▶ [WHAT YOU WILL DO]: Find every line in the records below that holds the word "редакции", and copy each one.

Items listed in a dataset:
···
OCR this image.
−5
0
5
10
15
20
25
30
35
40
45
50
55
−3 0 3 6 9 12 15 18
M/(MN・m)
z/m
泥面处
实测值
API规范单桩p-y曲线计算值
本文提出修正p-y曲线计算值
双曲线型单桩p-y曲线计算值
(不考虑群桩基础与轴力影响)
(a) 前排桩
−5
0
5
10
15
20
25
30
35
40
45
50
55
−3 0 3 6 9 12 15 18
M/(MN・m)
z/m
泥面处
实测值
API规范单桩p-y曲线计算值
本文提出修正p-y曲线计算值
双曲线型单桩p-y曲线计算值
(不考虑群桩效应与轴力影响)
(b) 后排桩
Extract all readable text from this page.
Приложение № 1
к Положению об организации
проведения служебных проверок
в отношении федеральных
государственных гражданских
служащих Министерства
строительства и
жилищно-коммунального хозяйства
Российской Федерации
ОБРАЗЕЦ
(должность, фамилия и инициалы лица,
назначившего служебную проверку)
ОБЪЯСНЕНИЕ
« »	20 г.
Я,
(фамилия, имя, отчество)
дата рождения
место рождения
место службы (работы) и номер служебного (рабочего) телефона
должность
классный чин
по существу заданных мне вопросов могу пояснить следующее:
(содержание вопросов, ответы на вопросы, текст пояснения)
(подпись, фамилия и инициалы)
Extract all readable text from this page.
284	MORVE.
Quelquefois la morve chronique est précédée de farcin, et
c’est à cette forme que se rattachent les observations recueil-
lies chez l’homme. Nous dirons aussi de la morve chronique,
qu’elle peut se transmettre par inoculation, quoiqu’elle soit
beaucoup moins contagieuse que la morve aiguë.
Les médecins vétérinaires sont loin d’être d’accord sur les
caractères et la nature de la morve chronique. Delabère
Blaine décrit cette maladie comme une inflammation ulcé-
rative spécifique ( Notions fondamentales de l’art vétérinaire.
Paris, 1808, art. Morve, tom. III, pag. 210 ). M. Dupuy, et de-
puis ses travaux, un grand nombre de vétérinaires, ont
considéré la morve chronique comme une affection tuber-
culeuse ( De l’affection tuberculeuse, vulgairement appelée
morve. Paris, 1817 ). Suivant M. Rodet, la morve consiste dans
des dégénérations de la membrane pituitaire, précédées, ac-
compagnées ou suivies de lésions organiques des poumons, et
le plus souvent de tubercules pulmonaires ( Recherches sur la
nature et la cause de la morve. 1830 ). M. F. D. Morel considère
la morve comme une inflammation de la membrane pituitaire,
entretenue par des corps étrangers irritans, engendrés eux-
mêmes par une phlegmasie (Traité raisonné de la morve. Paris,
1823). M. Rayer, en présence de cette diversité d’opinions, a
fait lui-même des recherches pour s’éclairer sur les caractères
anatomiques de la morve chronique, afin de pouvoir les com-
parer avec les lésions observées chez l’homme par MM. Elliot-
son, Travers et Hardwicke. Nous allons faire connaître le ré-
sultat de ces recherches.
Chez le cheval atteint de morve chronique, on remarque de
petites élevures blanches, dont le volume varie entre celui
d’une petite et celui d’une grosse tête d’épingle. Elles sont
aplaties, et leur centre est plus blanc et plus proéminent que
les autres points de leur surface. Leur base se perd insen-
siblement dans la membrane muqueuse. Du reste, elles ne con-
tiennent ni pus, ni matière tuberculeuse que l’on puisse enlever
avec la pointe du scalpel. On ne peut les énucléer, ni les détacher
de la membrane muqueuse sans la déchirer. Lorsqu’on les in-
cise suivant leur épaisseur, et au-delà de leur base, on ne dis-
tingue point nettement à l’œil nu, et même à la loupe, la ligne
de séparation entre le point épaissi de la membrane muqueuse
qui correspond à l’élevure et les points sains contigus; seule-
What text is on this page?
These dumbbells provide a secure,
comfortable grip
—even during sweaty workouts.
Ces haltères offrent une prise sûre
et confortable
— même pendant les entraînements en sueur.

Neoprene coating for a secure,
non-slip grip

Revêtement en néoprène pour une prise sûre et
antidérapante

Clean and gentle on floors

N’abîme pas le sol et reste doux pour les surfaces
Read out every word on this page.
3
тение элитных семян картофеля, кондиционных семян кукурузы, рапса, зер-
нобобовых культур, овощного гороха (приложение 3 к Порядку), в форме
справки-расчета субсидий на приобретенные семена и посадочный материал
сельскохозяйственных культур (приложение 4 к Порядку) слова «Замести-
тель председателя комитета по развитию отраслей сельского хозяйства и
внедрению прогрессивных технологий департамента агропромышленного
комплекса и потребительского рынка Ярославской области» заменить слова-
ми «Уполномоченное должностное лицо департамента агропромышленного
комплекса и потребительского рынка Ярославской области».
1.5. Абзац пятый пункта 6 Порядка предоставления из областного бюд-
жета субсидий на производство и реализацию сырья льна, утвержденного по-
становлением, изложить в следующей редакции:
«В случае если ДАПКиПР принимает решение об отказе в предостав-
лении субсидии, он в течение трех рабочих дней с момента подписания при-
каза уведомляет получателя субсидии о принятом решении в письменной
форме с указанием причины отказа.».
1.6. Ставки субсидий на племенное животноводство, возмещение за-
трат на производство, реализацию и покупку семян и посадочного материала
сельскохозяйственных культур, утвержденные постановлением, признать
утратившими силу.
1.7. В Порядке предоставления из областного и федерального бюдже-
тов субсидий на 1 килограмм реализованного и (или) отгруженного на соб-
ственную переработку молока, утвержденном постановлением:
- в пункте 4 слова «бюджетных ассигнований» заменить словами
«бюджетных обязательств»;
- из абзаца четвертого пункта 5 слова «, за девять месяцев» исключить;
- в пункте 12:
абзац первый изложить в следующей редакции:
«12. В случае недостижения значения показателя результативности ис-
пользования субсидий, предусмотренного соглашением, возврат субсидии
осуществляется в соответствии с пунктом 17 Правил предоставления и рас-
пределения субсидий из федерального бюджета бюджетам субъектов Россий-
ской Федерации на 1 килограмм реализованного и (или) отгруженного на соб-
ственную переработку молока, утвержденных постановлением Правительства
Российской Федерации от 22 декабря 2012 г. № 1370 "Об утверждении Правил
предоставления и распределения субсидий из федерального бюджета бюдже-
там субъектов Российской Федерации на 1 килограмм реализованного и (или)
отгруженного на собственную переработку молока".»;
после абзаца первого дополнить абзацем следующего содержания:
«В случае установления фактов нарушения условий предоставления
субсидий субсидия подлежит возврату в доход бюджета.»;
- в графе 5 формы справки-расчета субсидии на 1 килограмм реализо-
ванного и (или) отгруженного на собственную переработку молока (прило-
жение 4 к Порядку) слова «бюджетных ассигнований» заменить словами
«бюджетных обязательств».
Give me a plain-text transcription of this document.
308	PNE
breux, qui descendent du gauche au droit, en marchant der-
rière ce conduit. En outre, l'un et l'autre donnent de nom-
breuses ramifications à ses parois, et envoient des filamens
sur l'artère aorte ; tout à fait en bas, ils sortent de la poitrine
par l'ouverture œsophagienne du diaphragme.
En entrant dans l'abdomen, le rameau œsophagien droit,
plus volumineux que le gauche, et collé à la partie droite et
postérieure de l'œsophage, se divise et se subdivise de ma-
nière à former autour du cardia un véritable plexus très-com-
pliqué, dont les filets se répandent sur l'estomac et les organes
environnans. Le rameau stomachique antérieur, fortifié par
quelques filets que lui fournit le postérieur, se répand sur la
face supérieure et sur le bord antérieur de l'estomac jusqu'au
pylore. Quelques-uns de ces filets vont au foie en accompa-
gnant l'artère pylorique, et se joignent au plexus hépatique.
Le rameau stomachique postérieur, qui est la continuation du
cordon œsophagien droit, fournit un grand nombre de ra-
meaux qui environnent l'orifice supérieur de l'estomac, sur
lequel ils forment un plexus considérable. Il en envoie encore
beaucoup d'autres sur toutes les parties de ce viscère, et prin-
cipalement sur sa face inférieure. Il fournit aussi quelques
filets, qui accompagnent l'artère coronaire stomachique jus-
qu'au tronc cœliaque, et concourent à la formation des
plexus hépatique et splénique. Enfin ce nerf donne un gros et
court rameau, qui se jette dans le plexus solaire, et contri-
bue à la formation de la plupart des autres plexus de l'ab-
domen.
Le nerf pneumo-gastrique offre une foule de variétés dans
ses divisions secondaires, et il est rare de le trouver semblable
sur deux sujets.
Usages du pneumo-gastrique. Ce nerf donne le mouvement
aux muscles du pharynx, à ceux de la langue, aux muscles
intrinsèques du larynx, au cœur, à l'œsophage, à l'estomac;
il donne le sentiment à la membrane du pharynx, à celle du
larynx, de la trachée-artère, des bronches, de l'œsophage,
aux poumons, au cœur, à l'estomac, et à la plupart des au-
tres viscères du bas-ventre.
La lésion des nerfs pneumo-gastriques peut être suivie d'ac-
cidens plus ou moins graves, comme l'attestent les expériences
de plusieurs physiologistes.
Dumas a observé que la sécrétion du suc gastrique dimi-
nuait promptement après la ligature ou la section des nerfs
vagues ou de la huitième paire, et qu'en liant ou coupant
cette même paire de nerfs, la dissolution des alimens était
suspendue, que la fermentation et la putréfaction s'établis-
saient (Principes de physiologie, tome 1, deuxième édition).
···
▶ [FINAL ANSWER]:
становлением, изложить в следующей редакции:
абзац первый изложить в следующей редакции:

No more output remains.